Task goal ▸ Pictures do not belong in the copy, so please give every entry below again exactly.

━━ Given data

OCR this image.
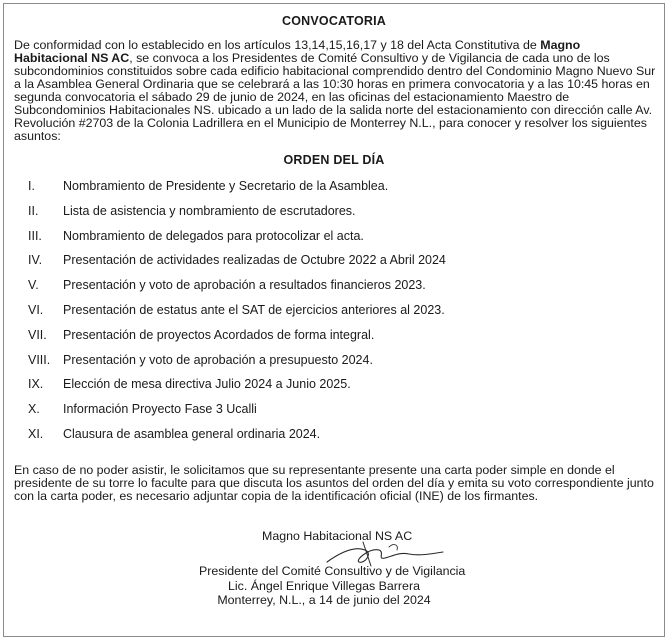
CONVOCATORIA
De conformidad con lo establecido en los artículos 13,14,15,16,17 y 18 del Acta Constitutiva de Magno Habitacional NS AC, se convoca a los Presidentes de Comité Consultivo y de Vigilancia de cada uno de los subcondominios constituidos sobre cada edificio habitacional comprendido dentro del Condominio Magno Nuevo Sur a la Asamblea General Ordinaria que se celebrará a las 10:30 horas en primera convocatoria y a las 10:45 horas en segunda convocatoria el sábado 29 de junio de 2024, en las oficinas del estacionamiento Maestro de Subcondominios Habitacionales NS. ubicado a un lado de la salida norte del estacionamiento con dirección calle Av. Revolución #2703 de la Colonia Ladrillera en el Municipio de Monterrey N.L., para conocer y resolver los siguientes asuntos:
ORDEN DEL DÍA
I. Nombramiento de Presidente y Secretario de la Asamblea.
II. Lista de asistencia y nombramiento de escrutadores.
III. Nombramiento de delegados para protocolizar el acta.
IV. Presentación de actividades realizadas de Octubre 2022 a Abril 2024
V. Presentación y voto de aprobación a resultados financieros 2023.
VI. Presentación de estatus ante el SAT de ejercicios anteriores al 2023.
VII. Presentación de proyectos Acordados de forma integral.
VIII. Presentación y voto de aprobación a presupuesto 2024.
IX. Elección de mesa directiva Julio 2024 a Junio 2025.
X. Información Proyecto Fase 3 Ucalli
XI. Clausura de asamblea general ordinaria 2024.
En caso de no poder asistir, le solicitamos que su representante presente una carta poder simple en donde el presidente de su torre lo faculte para que discuta los asuntos del orden del día y emita su voto correspondiente junto con la carta poder, es necesario adjuntar copia de la identificación oficial (INE) de los firmantes.
Magno Habitacional NS AC
Presidente del Comité Consultivo y de Vigilancia
Lic. Ángel Enrique Villegas Barrera
Monterrey, N.L., a 14 de junio del 2024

━━━━

Complete response ▸
OCR this image.
CONVOCATORIA
De conformidad con lo establecido en los artículos 13,14,15,16,17 y 18 del Acta Constitutiva de Magno Habitacional NS AC, se convoca a los Presidentes de Comité Consultivo y de Vigilancia de cada uno de los subcondominios constituidos sobre cada edificio habitacional comprendido dentro del Condominio Magno Nuevo Sur a la Asamblea General Ordinaria que se celebrará a las 10:30 horas en primera convocatoria y a las 10:45 horas en segunda convocatoria el sábado 29 de junio de 2024, en las oficinas del estacionamiento Maestro de Subcondominios Habitacionales NS. ubicado a un lado de la salida norte del estacionamiento con dirección calle Av. Revolución #2703 de la Colonia Ladrillera en el Municipio de Monterrey N.L., para conocer y resolver los siguientes asuntos:
ORDEN DEL DÍA
I. Nombramiento de Presidente y Secretario de la Asamblea.
II. Lista de asistencia y nombramiento de escrutadores.
III. Nombramiento de delegados para protocolizar el acta.
IV. Presentación de actividades realizadas de Octubre 2022 a Abril 2024
V. Presentación y voto de aprobación a resultados financieros 2023.
VI. Presentación de estatus ante el SAT de ejercicios anteriores al 2023.
VII. Presentación de proyectos Acordados de forma integral.
VIII. Presentación y voto de aprobación a presupuesto 2024.
IX. Elección de mesa directiva Julio 2024 a Junio 2025.
X. Información Proyecto Fase 3 Ucalli
XI. Clausura de asamblea general ordinaria 2024.
En caso de no poder asistir, le solicitamos que su representante presente una carta poder simple en donde el presidente de su torre lo faculte para que discuta los asuntos del orden del día y emita su voto correspondiente junto con la carta poder, es necesario adjuntar copia de la identificación oficial (INE) de los firmantes.
Magno Habitacional NS AC
Presidente del Comité Consultivo y de Vigilancia
Lic. Ángel Enrique Villegas Barrera
Monterrey, N.L., a 14 de junio del 2024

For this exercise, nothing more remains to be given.